Lecture 12: Midterm Review

Nick Huntington-Klein

February 14, 2019

Recap

We’ve been covering how to work with data in R
Building up multiple variables (numeric, character, logical, factor) into vectors
Joining vectors together into data.frames or tibbles
Making data, downloading data, getting data from packages
Manipulating (with dplyr), summarizing, and plotting that data
Looking at relationships between variables

Working with Objects

Create a vector with c() or 1:4 or sample() or numeric() etc.
Create logicals to check conditions on a vector, i.e. a < 5 & a > 1 or c('A','B') %in% c('A','C','D')
Check vector type with is. functions or change them with as.
Use help() to figure out how to use new functions you don’t know yet!

Working with Objects Practice

Use sample() to generate a vector of 1000 names from Jack, Jill, and Mary.
Use %in% to count how many are Jill or Mary.
Use help() to figure out how to use the substr function to get the first letter of the name. Then, use that to count how many names are Jack or Jill.
Change the vector to a factor.
Create a vector of all integers from 63 to 302. Then, count how many are below 99 or above 266.

═══

## Given task a
Quote the midterm review notes word for word, starting at "Use %in% to" and ending at "Jack or Jill.".

═══

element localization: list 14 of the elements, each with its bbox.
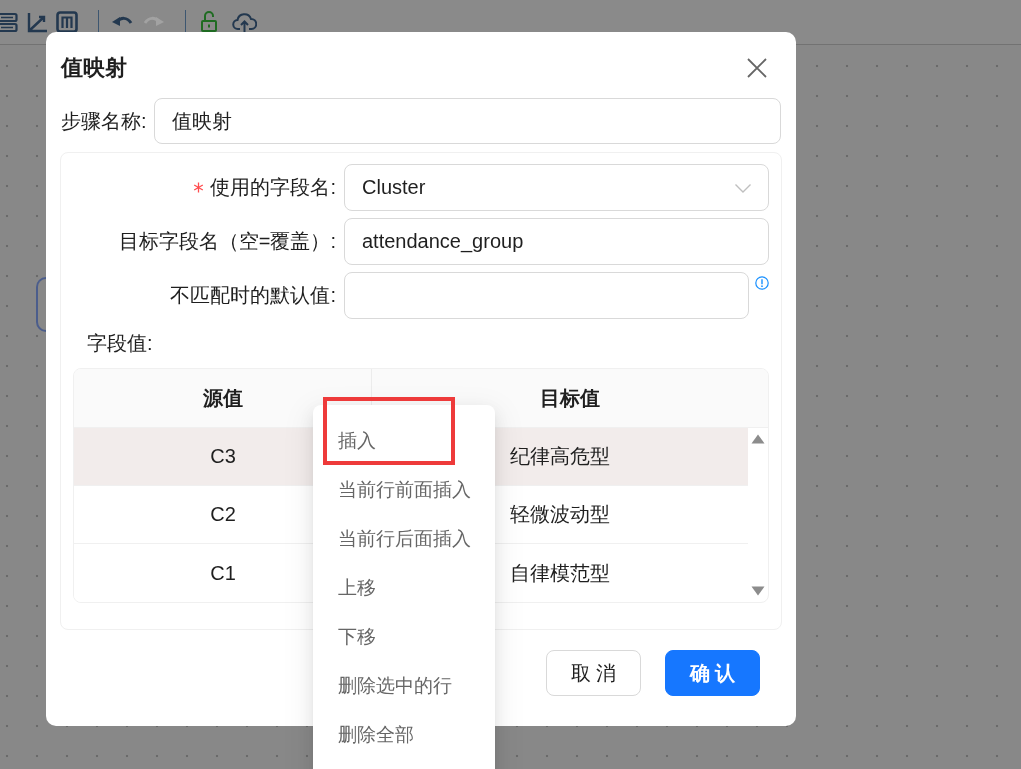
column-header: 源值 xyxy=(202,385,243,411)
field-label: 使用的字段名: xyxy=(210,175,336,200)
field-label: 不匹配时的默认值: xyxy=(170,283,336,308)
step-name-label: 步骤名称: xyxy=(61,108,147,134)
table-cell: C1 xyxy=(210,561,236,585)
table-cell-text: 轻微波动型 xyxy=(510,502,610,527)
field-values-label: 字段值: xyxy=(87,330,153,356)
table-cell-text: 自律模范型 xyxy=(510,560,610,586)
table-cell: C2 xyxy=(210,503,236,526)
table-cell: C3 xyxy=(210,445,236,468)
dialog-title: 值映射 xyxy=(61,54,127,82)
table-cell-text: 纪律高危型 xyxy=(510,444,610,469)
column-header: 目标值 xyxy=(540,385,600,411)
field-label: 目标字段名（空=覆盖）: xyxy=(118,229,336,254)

═══

## Given task b
Print the entries exactly as they appear, starting at the line that contains "column-header: 源值 xyxy=(202,385,243,411)" and ending at the line that contains "table-cell: C2 xyxy=(210,503,236,526)", with both of those lines included.

## Worked solution a
Use %in% to count how many are Jill or Mary.
Use help() to figure out how to use the substr function to get the first letter of the name. Then, use that to count how many names are Jack or Jill.

## Worked solution b
column-header: 源值 xyxy=(202,385,243,411)
field-label: 使用的字段名: xyxy=(210,175,336,200)
field-label: 不匹配时的默认值: xyxy=(170,283,336,308)
step-name-label: 步骤名称: xyxy=(61,108,147,134)
table-cell: C1 xyxy=(210,561,236,585)
table-cell-text: 轻微波动型 xyxy=(510,502,610,527)
field-values-label: 字段值: xyxy=(87,330,153,356)
table-cell-text: 自律模范型 xyxy=(510,560,610,586)
table-cell: C2 xyxy=(210,503,236,526)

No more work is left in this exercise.